Aim of the exercise:
Transcribe word for word everything in the hull-laminating account below from "Christian (CG #103)" down to "on the scaffolding.".

I built a rolling scaffolding that was moveable along the hull from the transom to the bow. I pre cut the fiberglass mats a day before. The order of applying the fiberglass fabric was starting at the transom as follows:

  1. layer fiberglas fabric.

2. layer fiberglas fabric

3. layer fiberglas fabric

4. layer fiberglas fabric

5- layer fiberglas fabric

5. layer fiberglas fabric overlapping the transom

6. layer fiberglas fabric

7. layer fiberglas fabric

8. layer covering the transom with peel ply

9. layer fiberglas fabric

10. layer fiberglas fabric

11. layer fiberglas fabric

12. layer fiberglas fabric

After applying these 12 coats, I planned to take a break to eat and drink. Then i was able to proceed with this 3-layer system to the bow.

The advantage with this method is that I can stop the laminating process at any time and simply cover the laminate with peel ply and continue the next day or after a few days. For example, if you are a small team and you have to take a break or there are problems with the resin etc. you`re able to stop and continue later.

Time for the big day.

Christian (CG #103) and Thomas, a friend of mine from sailing club, came on a saturday to my workshop. We worked great as a team. I mixed the epoxy, added the pre cut fiberglass mats from above, applied the epoxy and vented while lying on the scaffolding.

Christian laminated the starboard side while Thomas took care for the port side. I mixed each 1 kg of resin and 300 grams of hardener in a 3 liter bucket. I took control portion of each mixture. This way i was able to check the curing later.

In total we used 26 kg of epoxy resin. Laminating 4 layers (3x fiberglass + 1 layer of peel ply) takes time. Time was flying so fast. With a short break, the three of us took 12 hours and bravely held out until early morning. Very good job guys. The result is excellent.

General tips for laminating:

A few days before the laminating day it is time to check and control the material. Then there is still enough time to order missing things. Calculate is there enough resin / hardener? Are there enough tools (brushes, rollers, mixing sticks and containers, venting rollers, a second scale to be on the safe side if the usual scale is defective, protective material such as gloves, suits, respiratory protection, etc.).

Maybe it gives you confidence when you mix the epoxy and check if it is curing and that all materials are compatible. There’s nothing worse than finding out that the resin doesn’t work!

Entries:

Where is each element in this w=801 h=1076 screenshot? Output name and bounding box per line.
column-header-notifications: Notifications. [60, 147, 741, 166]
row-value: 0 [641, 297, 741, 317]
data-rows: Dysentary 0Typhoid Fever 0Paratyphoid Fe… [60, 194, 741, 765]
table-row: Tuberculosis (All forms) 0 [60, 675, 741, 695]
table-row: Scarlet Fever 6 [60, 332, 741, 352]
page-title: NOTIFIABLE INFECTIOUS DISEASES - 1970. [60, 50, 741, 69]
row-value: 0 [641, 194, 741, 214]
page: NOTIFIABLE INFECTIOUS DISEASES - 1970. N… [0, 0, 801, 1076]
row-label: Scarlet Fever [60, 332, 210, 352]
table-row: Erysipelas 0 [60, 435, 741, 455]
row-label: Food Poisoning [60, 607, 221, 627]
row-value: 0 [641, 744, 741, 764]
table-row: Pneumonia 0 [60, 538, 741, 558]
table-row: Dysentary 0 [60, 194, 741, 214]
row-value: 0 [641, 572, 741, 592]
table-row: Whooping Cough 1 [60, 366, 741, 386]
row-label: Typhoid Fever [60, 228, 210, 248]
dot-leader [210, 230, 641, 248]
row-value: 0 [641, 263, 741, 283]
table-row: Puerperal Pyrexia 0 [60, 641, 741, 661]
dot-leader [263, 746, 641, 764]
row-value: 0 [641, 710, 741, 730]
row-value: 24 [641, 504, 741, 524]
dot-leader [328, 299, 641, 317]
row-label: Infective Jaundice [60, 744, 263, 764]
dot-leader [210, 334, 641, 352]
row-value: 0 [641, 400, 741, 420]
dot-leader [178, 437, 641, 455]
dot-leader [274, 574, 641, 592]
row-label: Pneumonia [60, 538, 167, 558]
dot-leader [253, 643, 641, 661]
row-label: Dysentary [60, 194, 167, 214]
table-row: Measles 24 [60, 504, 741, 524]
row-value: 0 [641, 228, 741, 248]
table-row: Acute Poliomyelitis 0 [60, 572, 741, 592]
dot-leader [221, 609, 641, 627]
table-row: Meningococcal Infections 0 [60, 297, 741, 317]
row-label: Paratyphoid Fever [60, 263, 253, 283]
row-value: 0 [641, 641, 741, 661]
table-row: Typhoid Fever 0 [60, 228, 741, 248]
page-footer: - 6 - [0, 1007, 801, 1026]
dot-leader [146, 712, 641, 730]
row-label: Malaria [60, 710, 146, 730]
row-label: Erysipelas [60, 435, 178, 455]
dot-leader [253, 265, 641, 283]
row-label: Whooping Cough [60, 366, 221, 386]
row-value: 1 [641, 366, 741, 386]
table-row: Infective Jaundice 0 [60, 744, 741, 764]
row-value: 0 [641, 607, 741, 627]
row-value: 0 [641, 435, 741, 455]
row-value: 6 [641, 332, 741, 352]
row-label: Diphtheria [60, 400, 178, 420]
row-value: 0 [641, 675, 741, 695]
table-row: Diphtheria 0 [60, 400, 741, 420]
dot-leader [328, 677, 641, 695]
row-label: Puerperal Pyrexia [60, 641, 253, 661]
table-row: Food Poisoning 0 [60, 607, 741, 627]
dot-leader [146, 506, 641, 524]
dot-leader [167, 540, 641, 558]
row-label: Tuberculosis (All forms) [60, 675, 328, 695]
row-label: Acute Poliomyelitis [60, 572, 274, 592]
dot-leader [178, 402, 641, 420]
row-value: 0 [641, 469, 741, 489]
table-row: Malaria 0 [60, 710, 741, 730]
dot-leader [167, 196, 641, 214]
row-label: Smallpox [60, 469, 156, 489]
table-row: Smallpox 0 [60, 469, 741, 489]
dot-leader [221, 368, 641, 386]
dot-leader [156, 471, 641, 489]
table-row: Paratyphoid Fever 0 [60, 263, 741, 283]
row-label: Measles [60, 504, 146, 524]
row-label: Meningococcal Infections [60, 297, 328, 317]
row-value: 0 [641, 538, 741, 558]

Output for this exercise:
Christian (CG #103) and Thomas, a friend of mine from sailing club, came on a saturday to my workshop. We worked great as a team. I mixed the epoxy, added the pre cut fiberglass mats from above, applied the epoxy and vented while lying on the scaffolding.